_INSTRUCTIONS FOR THE TASK_:
Transcribe the material exactly. Images do not belong in the copy.
-- Start --
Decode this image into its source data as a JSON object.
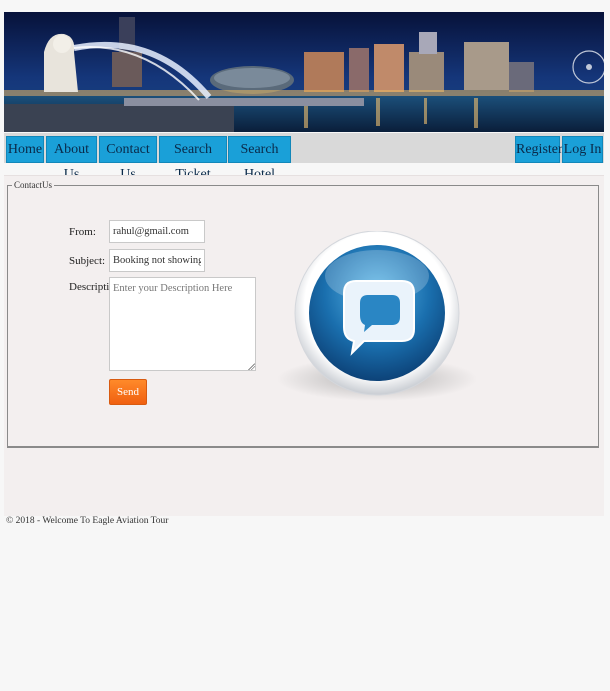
{
  "nav": {
    "home": "Home",
    "about": "About Us",
    "contact": "Contact Us",
    "search_ticket": "Search Ticket",
    "search_hotel": "Search Hotel",
    "register": "Register",
    "login": "Log In"
  },
  "contact_form": {
    "legend": "ContactUs",
    "from_label": "From:",
    "from_value": "rahul@gmail.com",
    "subject_label": "Subject:",
    "subject_value": "Booking not showing",
    "description_label": "Description:",
    "description_placeholder": "Enter your Description Here",
    "send_label": "Send"
  },
  "footer": {
    "text": "© 2018 - Welcome To Eagle Aviation Tour"
  },
  "colors": {
    "nav_button": "#1aa0d8",
    "send_button": "#f06010",
    "content_background": "#f3efef"
  },
  "icons": {
    "contact_logo": "chat-bubble-globe-icon"
  }
}
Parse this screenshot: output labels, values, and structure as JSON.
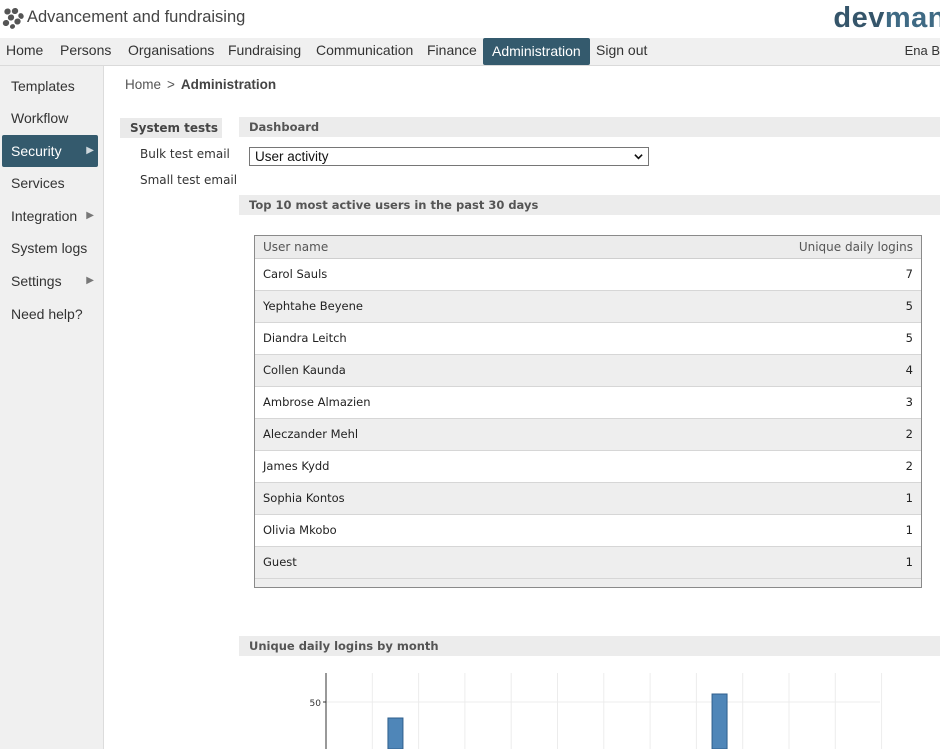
-- End --
_RESULT OF THE TASK_:
Decode this image into its source data as a JSON object.
{
  "nav": {
    "home": "Home",
    "about": "About Us",
    "contact": "Contact Us",
    "search_ticket": "Search Ticket",
    "search_hotel": "Search Hotel",
    "register": "Register",
    "login": "Log In"
  },
  "contact_form": {
    "legend": "ContactUs",
    "from_label": "From:",
    "from_value": "rahul@gmail.com",
    "subject_label": "Subject:",
    "subject_value": "Booking not showing",
    "description_label": "Description:",
    "description_placeholder": "Enter your Description Here",
    "send_label": "Send"
  },
  "footer": {
    "text": "© 2018 - Welcome To Eagle Aviation Tour"
  },
  "colors": {
    "nav_button": "#1aa0d8",
    "send_button": "#f06010",
    "content_background": "#f3efef"
  },
  "icons": {
    "contact_logo": "chat-bubble-globe-icon"
  }
}
Parse this screenshot: output labels, values, and structure as JSON.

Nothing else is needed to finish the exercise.